→ 本文抜粋
アメグラ2号のブログ

1980年代後半の古き良きビデオゲームのほか、オッサンの個人的備忘録

python scheduleで複数タスクを定期実行させる

f:id:game-allergy:20210331143049p:plain

前回pythonのscheduleモジュールのひな型ができたので、それに実際のタスクスクリプトを乗っけてみる。

実施内容は以前作成したWEBスクレイピングに関してを自動取得をさせる。おおなかな流れは以下。

・DBを初期化

・tenki.jpへアクセスしてデータをDBへ格納

・DBへアクセスし、データをグラフにして画像保存

◆メインスクリプト

#! /usr/bin/env python3
# ***********************************
# Create table of DB
# Web scraping
# Create Chart
# ***********************************
# ===================================
# import
# ===================================
import time
import datetime
import schedule
import sqlite3
import os
from a01_table import ConnectDB,CreateWeaterTable,DisconnectDB
from a02_web import WebScraping,ConnectDB,StoreDB,DisconnectDB
from a03_chart import GetDataDB,pdDataFrame,pltMatplot,saveChart,ShowChart

# ===================================
# function
# ===================================
# Do Job for a certain period of time 
def job():
    StartMessage(timestamp())
    time.sleep(1)

    # ==============================
    # a01_table
    # ==============================
    dbname = 'TEST.db'
    cur,connection = ConnectDB(dbname)
    CreateWeaterTable(cur,connection)
    DisconnectDB(cur,connection)
    print(timestamp(),"table done",)

    # ==============================
    # a02_web
    # ==============================
    URL = 'https://tenki.jp/forecast/3/17/4610/14100/1hour.html'
    dbname = 'TEST.db'
    # ===================================
    # execution
    # ===================================
    List_all = WebScraping(URL)
    cur, connection = ConnectDB(dbname)
    StoreDB(List_all,cur,connection)
    DisconnectDB(cur,connection)
    print(timestamp(),"web done",)

    # ==============================
    # CreateWeatherChart
    # ==============================
    dbname = 'TEST.db'
    dt1 = datetime.datetime.now()

→ 提供データ
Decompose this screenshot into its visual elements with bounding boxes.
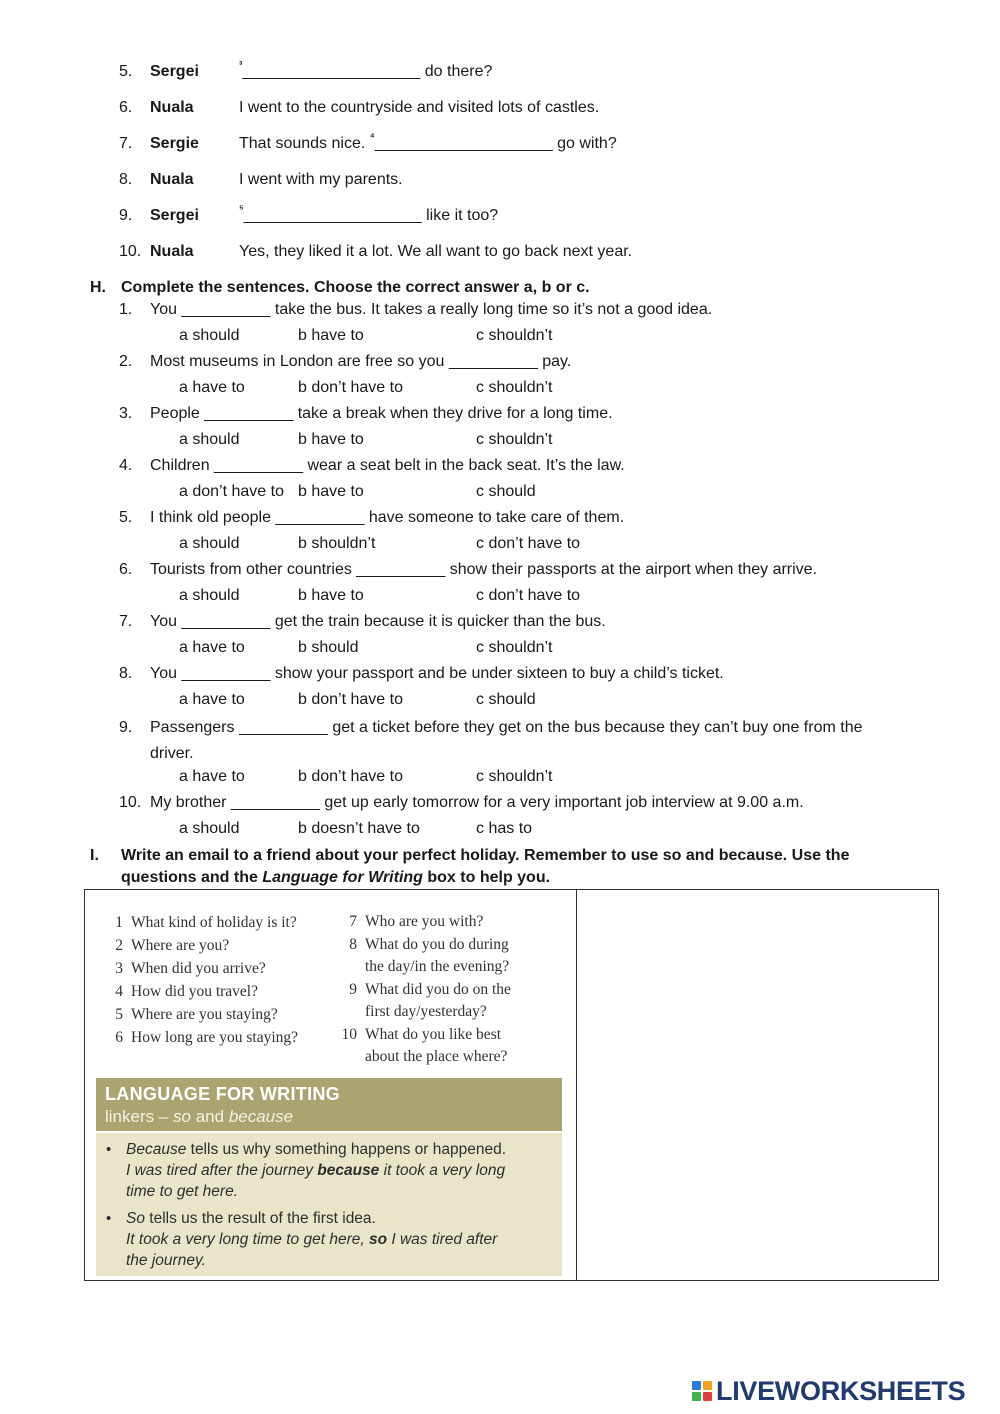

→ 練習問題
(a) 次の(i)〜(iii)が定期実行の記事の内容と合っているかを、それぞれ「はい」か「いいえ」で答えなさい。判断の根拠となる記事の語句もそのまま引用しなさい。
(i) 処理の流れには、tenki.jpから取得したデータをDBへ格納する工程が含まれている。
(ii) job関数の中で使われるDBの名前は'weather.db'である。
(iii) DBのデータはグラフにされ、画像として保存される。
(b) 定期実行の記事のコードを、最後に示された行の次から書き継ぎなさい。

→ 解答例
(a)
(i) はい:「tenki.jpへアクセスしてデータをDBへ格納」
(ii) いいえ:「dbname = 'TEST.db'」
(iii) はい:「データをグラフにして画像保存」

(b)
    dt2 = dt1.strftime('%Y_%m%d_%H%M_%S')
    currentdir = os.getcwd()
    # ===================================
    # execution
    # ===================================
    # connect to DB
    cur, connection = ConnectDB(dbname)

    # Access to DB and get data
    result1,result2,result3,result4,result5,result6 = GetDataDB(cur, connection)

    # data --> pandas/Dataframe
    x1,y1,x2,y2,x3,y3,x4,y4,x5,y5,x6,y6 = pdDataFrame(result1,result2,result3,result4,result5,result6)

    # Create Chart and save them
    fig1,fig2,fig3 = pltMatplot(x1,y1,x2,y2,x3,y3,x4,y4,x5,y5,x6,y6)

    # save fig data as jpg file
    saveChart(fig1,fig2,fig3,dt2,currentdir)

    # Show Charts on display
    #ShowChart()

    # Disconnect DB(End process)
    DisconnectDB(cur,connection)

    print(timestamp(),"chart done",)

    # ==============================
    # End message
    # ==============================
    EndMessage(timestamp())

# ===================================
# function(sub)
# ===================================
def timestamp():
    dt1 = datetime.datetime.now()
    dt2 = dt1.strftime('%Y_%m/%d_%H:%M_%S')
    return dt2

def ScheduleStartMessage(timestamp):
    print(timestamp,"===Schedule started===")

def StartMessage(timestamp):
    print(timestamp,"===Process started===")

def EndMessage(timestamp):
    print(timestamp,"===Process done===")

# ===================================
# ready for exe
# ===================================

# ===================================
# execution
# ===================================
def main():
    # Do Job for a certain period of time
    schedule.every(10).seconds.do(job)
    ScheduleStartMessage(timestamp())

    # Checking schedule run
    while True:
        schedule.run_pending()
        time.sleep(1)

if __name__ == "__main__":
    main()

◆サブスクリプト(DBテーブル初期化)

# ***********************************
# Create table
# a01_table 
# ***********************************
# ===================================
# import
# ===================================
import sqlite3
import datetime
# ===================================
# function
# ===================================
# Check the existence
def CheckTableExistence(cur):
    cur.execute('SELECT COUNT(*) FROM sqlite_master WHERE TYPE="table" AND NAME="WeatherTable"')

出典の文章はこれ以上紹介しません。